Data entries:
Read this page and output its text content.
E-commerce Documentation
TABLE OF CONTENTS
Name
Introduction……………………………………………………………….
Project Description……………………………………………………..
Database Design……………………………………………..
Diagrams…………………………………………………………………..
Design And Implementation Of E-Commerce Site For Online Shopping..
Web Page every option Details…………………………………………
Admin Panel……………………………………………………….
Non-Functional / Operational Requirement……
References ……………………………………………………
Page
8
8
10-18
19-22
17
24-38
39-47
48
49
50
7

--

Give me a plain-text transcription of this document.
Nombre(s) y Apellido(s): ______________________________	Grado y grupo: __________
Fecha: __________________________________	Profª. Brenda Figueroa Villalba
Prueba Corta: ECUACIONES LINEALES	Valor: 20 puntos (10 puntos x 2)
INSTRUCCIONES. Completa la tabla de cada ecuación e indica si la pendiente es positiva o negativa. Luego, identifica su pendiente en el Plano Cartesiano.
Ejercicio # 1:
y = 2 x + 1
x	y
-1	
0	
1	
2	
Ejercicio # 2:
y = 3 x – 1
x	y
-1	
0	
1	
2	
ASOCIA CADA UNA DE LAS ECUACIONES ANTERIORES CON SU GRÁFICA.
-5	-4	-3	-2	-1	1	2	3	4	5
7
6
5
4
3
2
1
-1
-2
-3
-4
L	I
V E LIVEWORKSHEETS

Problem requirements: Report each line in the data that holds the word "Design".

Solved problem:
Database Design……………………………………………..
Design And Implementation Of E-Commerce Site For Online Shopping..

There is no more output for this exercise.